⟨

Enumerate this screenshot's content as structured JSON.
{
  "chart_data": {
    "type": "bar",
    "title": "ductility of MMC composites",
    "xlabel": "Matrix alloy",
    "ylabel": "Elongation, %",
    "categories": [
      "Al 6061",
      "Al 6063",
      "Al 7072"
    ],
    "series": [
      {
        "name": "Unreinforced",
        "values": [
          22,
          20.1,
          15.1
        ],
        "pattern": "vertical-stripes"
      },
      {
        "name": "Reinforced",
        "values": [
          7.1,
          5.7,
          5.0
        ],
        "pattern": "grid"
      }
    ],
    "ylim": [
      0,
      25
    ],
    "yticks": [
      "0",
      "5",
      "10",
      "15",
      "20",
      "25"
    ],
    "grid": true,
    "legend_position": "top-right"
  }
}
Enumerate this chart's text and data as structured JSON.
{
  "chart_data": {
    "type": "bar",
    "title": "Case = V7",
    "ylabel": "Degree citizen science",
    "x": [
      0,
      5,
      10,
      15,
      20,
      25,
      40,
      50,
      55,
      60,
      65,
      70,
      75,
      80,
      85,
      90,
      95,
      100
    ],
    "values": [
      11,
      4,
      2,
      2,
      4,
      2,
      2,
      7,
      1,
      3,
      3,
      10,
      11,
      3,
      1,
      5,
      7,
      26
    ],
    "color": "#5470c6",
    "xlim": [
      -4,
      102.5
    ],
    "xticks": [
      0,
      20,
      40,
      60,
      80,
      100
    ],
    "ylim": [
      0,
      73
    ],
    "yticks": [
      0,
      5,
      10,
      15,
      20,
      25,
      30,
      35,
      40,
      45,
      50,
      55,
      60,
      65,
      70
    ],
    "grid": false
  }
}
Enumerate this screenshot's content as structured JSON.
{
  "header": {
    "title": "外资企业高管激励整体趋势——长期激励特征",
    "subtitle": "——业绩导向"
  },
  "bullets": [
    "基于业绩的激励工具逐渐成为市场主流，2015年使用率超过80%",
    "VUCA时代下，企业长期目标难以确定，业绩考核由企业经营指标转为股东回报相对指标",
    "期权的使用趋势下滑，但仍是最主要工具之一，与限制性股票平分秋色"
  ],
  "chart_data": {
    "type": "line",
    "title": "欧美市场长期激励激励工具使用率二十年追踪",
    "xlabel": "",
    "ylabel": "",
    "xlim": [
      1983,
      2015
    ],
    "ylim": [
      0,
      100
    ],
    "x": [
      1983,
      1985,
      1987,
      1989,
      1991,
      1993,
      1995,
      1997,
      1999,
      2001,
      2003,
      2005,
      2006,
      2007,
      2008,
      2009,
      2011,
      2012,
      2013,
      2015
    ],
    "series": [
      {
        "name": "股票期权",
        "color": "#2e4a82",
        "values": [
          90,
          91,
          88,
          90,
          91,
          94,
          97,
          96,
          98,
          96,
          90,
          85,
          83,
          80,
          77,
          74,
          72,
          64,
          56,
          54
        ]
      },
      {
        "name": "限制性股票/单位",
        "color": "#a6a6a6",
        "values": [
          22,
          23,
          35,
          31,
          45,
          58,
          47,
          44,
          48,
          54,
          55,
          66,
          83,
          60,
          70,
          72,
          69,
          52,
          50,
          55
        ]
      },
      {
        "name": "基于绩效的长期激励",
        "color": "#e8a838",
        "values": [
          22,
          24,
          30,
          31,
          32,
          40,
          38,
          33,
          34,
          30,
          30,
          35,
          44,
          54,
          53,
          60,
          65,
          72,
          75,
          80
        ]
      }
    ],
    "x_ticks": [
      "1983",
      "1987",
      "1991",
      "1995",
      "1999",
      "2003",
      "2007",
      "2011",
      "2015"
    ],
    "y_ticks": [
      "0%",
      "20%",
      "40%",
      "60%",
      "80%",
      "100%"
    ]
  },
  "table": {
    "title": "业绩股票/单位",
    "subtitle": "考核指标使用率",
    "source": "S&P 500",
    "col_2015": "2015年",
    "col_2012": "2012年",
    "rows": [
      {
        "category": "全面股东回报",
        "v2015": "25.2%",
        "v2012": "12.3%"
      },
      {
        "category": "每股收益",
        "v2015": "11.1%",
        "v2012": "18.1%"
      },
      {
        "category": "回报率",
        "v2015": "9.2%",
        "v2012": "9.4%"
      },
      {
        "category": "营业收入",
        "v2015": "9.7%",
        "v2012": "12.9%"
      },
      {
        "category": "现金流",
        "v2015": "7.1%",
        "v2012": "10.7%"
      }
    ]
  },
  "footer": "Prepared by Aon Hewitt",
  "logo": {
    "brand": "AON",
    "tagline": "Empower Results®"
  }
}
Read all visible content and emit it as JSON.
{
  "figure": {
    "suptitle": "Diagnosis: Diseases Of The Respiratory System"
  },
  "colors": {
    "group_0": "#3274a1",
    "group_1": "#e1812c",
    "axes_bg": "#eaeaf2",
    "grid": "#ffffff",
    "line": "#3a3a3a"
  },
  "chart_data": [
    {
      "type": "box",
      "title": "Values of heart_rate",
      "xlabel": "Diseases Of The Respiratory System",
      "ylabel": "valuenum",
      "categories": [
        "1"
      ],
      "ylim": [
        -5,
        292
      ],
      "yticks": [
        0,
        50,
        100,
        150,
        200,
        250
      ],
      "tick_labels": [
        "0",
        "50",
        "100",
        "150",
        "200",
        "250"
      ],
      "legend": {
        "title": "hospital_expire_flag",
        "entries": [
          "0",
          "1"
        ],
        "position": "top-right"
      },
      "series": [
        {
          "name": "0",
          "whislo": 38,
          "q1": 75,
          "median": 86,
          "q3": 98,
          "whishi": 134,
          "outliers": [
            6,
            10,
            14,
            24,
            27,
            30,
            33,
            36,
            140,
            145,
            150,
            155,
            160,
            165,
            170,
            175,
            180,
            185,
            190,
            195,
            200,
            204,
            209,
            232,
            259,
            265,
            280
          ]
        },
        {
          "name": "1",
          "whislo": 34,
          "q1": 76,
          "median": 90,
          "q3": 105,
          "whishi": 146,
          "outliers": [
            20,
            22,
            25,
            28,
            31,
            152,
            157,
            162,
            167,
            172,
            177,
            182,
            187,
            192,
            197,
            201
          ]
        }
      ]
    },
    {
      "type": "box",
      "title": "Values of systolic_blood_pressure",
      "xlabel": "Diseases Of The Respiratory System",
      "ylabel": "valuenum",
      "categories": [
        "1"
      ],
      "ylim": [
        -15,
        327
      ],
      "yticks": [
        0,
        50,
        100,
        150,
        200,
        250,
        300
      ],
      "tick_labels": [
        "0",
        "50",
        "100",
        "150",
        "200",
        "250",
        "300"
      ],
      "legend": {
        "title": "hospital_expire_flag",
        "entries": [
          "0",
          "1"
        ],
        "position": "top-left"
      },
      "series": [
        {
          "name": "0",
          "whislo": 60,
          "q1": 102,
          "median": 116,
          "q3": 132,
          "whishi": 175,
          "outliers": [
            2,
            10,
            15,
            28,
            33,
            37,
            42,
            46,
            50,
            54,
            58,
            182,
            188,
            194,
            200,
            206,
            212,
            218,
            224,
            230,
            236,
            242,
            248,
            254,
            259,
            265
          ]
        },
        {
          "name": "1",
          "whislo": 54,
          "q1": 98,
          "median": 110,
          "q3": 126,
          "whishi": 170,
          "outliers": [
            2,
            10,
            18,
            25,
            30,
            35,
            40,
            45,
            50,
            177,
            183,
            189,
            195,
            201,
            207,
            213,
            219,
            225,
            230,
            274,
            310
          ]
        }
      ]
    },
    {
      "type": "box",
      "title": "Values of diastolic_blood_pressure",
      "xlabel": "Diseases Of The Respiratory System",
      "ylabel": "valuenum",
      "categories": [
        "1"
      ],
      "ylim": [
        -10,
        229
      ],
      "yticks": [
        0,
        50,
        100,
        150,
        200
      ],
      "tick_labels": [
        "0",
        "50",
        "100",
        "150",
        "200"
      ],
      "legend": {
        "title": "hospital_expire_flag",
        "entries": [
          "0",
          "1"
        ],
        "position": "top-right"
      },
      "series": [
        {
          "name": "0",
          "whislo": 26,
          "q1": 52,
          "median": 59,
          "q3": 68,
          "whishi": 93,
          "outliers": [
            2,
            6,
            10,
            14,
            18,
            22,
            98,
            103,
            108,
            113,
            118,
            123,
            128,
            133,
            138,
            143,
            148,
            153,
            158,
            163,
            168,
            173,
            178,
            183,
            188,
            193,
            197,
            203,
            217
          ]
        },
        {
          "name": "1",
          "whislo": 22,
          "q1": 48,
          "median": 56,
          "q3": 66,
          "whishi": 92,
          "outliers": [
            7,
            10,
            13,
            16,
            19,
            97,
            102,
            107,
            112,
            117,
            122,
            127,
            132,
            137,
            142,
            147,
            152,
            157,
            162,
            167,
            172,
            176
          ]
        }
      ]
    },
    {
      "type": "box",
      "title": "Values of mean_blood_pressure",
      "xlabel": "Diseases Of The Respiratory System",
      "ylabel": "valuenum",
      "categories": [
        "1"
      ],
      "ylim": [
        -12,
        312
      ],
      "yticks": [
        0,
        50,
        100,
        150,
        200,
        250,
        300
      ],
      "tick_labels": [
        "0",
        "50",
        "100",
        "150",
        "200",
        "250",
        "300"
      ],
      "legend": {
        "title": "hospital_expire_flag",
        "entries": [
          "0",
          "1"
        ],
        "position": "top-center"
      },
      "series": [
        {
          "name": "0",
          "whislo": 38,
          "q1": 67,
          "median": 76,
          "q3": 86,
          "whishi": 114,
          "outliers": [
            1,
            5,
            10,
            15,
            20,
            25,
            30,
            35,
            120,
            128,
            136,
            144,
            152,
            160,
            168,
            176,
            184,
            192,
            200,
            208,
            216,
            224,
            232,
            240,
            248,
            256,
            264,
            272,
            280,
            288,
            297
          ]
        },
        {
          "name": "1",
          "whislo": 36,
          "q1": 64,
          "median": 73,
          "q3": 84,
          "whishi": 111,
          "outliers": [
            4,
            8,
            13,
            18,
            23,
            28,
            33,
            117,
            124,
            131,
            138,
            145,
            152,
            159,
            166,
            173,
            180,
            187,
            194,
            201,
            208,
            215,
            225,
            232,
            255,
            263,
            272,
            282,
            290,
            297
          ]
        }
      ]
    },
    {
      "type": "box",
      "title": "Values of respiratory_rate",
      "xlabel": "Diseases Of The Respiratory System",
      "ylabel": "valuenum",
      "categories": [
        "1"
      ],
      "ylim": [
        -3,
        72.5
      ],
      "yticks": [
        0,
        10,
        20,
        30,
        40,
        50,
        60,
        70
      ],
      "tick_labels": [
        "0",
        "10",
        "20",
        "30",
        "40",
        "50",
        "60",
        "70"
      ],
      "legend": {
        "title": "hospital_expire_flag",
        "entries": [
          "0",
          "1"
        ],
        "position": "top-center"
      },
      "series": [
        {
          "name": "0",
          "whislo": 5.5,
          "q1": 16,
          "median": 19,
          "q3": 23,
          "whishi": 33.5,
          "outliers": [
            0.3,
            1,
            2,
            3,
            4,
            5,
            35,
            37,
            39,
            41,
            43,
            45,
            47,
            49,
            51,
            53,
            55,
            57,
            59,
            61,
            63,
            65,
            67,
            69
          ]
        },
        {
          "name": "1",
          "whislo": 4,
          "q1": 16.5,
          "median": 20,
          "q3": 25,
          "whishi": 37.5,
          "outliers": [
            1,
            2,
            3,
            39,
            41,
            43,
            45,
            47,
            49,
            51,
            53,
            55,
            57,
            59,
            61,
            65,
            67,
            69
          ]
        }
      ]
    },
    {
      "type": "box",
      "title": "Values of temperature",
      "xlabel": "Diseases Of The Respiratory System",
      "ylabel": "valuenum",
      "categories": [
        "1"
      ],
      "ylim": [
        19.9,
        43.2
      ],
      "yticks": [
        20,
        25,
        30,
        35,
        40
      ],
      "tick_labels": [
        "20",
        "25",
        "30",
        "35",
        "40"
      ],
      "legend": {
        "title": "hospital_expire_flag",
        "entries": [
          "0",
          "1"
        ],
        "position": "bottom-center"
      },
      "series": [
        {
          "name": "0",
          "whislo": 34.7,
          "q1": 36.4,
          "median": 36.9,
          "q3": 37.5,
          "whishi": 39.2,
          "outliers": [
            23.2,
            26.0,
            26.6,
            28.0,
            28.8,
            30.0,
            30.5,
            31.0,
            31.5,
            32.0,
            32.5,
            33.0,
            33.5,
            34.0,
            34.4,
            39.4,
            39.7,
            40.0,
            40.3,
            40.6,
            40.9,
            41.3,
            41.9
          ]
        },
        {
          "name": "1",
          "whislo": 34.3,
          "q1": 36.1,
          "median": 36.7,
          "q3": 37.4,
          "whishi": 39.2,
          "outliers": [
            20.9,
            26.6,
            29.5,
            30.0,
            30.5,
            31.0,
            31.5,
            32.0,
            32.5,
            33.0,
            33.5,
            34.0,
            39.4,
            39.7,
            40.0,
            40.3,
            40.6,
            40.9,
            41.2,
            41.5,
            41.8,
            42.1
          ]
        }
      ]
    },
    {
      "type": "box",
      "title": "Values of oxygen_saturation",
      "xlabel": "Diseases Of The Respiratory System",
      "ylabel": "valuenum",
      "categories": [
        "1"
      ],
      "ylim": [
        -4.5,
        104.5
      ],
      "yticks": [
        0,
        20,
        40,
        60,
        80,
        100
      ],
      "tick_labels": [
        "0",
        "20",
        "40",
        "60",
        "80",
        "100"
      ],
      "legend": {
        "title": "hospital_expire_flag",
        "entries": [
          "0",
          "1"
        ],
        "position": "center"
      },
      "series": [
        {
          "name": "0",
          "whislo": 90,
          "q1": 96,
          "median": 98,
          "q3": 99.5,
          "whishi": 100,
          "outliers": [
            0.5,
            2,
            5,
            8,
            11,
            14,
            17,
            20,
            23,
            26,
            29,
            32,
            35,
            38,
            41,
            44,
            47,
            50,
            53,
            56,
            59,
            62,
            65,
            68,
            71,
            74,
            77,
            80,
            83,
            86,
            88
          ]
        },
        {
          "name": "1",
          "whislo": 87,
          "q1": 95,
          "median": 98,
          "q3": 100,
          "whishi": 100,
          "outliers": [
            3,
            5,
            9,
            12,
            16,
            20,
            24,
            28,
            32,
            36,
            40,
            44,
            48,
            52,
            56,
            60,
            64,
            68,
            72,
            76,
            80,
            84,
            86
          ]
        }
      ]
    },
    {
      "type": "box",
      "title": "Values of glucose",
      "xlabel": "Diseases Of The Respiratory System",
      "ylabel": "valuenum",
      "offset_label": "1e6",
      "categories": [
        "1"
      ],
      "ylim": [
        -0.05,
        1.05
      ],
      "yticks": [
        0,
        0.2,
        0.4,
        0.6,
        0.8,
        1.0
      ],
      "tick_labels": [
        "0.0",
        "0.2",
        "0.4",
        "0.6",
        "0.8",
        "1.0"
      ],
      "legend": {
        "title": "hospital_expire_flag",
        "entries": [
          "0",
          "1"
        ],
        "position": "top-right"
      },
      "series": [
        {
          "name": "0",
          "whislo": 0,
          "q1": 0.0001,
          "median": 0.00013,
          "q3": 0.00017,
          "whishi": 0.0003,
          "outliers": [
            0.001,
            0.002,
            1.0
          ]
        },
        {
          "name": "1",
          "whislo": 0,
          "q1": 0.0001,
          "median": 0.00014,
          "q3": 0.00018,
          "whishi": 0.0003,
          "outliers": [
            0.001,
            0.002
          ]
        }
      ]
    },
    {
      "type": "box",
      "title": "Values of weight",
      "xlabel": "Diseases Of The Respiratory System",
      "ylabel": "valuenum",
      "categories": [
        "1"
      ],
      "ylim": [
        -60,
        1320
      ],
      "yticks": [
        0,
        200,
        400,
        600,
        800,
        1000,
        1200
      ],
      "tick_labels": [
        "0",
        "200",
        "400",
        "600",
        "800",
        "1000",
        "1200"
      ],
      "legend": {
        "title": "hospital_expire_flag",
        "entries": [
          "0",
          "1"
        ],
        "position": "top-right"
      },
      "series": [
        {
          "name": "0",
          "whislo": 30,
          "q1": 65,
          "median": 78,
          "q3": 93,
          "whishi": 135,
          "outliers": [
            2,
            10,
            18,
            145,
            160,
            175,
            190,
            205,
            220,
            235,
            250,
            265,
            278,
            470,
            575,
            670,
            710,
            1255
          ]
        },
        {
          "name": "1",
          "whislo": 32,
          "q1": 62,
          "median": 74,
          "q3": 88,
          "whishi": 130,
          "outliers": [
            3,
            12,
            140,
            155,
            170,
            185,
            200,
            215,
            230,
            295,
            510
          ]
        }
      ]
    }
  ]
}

⟩

- WORK INSTRUCTIONS -
Pull out all lines from the entries above in which the word "grid" appears.

- SOLUTION FOR THIS PROBLEM -
        "pattern": "grid"
    "grid": true,
    "grid": false
    "grid": "#ffffff",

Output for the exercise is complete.